● Records supplied
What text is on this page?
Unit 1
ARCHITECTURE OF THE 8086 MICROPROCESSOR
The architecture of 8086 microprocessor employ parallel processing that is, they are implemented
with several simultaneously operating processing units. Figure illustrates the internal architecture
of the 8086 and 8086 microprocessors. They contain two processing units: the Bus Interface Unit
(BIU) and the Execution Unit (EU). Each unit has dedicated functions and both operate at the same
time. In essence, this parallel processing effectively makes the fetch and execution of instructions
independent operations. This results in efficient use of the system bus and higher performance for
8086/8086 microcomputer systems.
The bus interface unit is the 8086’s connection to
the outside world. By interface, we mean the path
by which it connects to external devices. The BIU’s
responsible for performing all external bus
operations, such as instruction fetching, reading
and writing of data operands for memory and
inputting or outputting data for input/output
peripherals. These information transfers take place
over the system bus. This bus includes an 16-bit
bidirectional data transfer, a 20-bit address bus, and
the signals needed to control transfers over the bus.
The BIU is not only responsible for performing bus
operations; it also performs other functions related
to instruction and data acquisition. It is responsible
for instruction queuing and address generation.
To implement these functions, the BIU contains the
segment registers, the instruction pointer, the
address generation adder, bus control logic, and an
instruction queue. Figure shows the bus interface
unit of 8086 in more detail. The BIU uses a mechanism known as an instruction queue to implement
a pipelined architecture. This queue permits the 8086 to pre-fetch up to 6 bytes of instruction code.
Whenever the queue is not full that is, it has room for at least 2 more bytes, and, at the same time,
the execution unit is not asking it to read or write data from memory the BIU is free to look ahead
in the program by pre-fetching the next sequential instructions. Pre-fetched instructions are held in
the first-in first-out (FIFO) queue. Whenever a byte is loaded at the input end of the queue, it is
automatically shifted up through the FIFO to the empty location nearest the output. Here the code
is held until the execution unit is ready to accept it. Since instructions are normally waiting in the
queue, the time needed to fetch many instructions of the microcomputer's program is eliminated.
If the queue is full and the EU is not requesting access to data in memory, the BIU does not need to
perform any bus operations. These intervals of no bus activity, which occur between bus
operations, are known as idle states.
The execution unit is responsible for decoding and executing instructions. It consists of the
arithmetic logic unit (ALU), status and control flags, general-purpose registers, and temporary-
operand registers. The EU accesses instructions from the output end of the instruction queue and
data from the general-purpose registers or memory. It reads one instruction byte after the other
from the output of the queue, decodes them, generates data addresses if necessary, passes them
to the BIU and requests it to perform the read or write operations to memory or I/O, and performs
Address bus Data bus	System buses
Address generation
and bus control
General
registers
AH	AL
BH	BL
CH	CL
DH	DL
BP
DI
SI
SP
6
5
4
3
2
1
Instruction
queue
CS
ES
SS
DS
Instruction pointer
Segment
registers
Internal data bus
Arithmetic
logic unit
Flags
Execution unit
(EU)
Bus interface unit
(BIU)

● What the exercise asks
Repeat every entry exactly, please.

● Final answer
What text is on this page?
Unit 1
ARCHITECTURE OF THE 8086 MICROPROCESSOR
The architecture of 8086 microprocessor employ parallel processing that is, they are implemented
with several simultaneously operating processing units. Figure illustrates the internal architecture
of the 8086 and 8086 microprocessors. They contain two processing units: the Bus Interface Unit
(BIU) and the Execution Unit (EU). Each unit has dedicated functions and both operate at the same
time. In essence, this parallel processing effectively makes the fetch and execution of instructions
independent operations. This results in efficient use of the system bus and higher performance for
8086/8086 microcomputer systems.
The bus interface unit is the 8086’s connection to
the outside world. By interface, we mean the path
by which it connects to external devices. The BIU’s
responsible for performing all external bus
operations, such as instruction fetching, reading
and writing of data operands for memory and
inputting or outputting data for input/output
peripherals. These information transfers take place
over the system bus. This bus includes an 16-bit
bidirectional data transfer, a 20-bit address bus, and
the signals needed to control transfers over the bus.
The BIU is not only responsible for performing bus
operations; it also performs other functions related
to instruction and data acquisition. It is responsible
for instruction queuing and address generation.
To implement these functions, the BIU contains the
segment registers, the instruction pointer, the
address generation adder, bus control logic, and an
instruction queue. Figure shows the bus interface
unit of 8086 in more detail. The BIU uses a mechanism known as an instruction queue to implement
a pipelined architecture. This queue permits the 8086 to pre-fetch up to 6 bytes of instruction code.
Whenever the queue is not full that is, it has room for at least 2 more bytes, and, at the same time,
the execution unit is not asking it to read or write data from memory the BIU is free to look ahead
in the program by pre-fetching the next sequential instructions. Pre-fetched instructions are held in
the first-in first-out (FIFO) queue. Whenever a byte is loaded at the input end of the queue, it is
automatically shifted up through the FIFO to the empty location nearest the output. Here the code
is held until the execution unit is ready to accept it. Since instructions are normally waiting in the
queue, the time needed to fetch many instructions of the microcomputer's program is eliminated.
If the queue is full and the EU is not requesting access to data in memory, the BIU does not need to
perform any bus operations. These intervals of no bus activity, which occur between bus
operations, are known as idle states.
The execution unit is responsible for decoding and executing instructions. It consists of the
arithmetic logic unit (ALU), status and control flags, general-purpose registers, and temporary-
operand registers. The EU accesses instructions from the output end of the instruction queue and
data from the general-purpose registers or memory. It reads one instruction byte after the other
from the output of the queue, decodes them, generates data addresses if necessary, passes them
to the BIU and requests it to perform the read or write operations to memory or I/O, and performs
Address bus Data bus	System buses
Address generation
and bus control
General
registers
AH	AL
BH	BL
CH	CL
DH	DL
BP
DI
SI
SP
6
5
4
3
2
1
Instruction
queue
CS
ES
SS
DS
Instruction pointer
Segment
registers
Internal data bus
Arithmetic
logic unit
Flags
Execution unit
(EU)
Bus interface unit
(BIU)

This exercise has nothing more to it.